[Start Records for the exercise]
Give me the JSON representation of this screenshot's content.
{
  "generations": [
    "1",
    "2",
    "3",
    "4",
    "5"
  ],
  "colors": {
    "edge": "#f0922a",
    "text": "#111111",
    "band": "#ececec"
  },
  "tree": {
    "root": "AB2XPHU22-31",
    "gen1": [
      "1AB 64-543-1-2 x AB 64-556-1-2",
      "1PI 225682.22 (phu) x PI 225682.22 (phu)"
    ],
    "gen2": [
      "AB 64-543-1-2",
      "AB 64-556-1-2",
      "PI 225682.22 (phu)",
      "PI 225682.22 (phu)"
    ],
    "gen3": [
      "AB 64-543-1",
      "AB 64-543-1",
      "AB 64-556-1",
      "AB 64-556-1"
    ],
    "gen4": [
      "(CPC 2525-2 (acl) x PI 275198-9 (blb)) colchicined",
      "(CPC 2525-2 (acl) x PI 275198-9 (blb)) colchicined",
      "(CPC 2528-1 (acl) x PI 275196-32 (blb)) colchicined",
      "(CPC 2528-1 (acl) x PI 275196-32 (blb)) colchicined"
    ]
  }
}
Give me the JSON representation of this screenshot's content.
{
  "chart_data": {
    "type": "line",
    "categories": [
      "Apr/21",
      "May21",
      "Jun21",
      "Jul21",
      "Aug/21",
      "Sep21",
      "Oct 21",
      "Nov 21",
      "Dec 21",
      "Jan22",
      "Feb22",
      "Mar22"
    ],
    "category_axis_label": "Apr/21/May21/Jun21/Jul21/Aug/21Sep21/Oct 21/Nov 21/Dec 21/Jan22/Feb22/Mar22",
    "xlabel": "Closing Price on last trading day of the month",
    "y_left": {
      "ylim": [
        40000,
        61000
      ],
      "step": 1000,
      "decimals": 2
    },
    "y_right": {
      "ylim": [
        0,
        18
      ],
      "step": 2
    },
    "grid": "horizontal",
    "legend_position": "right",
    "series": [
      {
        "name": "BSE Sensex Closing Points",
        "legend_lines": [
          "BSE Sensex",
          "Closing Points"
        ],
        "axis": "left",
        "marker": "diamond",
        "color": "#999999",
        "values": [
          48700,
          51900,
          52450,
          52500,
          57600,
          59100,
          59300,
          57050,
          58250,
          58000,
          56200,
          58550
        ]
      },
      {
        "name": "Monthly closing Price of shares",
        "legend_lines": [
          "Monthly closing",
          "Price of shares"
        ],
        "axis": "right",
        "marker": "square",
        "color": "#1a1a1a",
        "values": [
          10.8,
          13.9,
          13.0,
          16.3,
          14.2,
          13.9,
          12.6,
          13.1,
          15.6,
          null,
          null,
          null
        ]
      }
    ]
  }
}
[End Records for the exercise]
Exercise prompt →
Copy out each line of the records that holds the string "Price".

Task output →
    "xlabel": "Closing Price on last trading day of the month",
        "name": "Monthly closing Price of shares",
          "Price of shares"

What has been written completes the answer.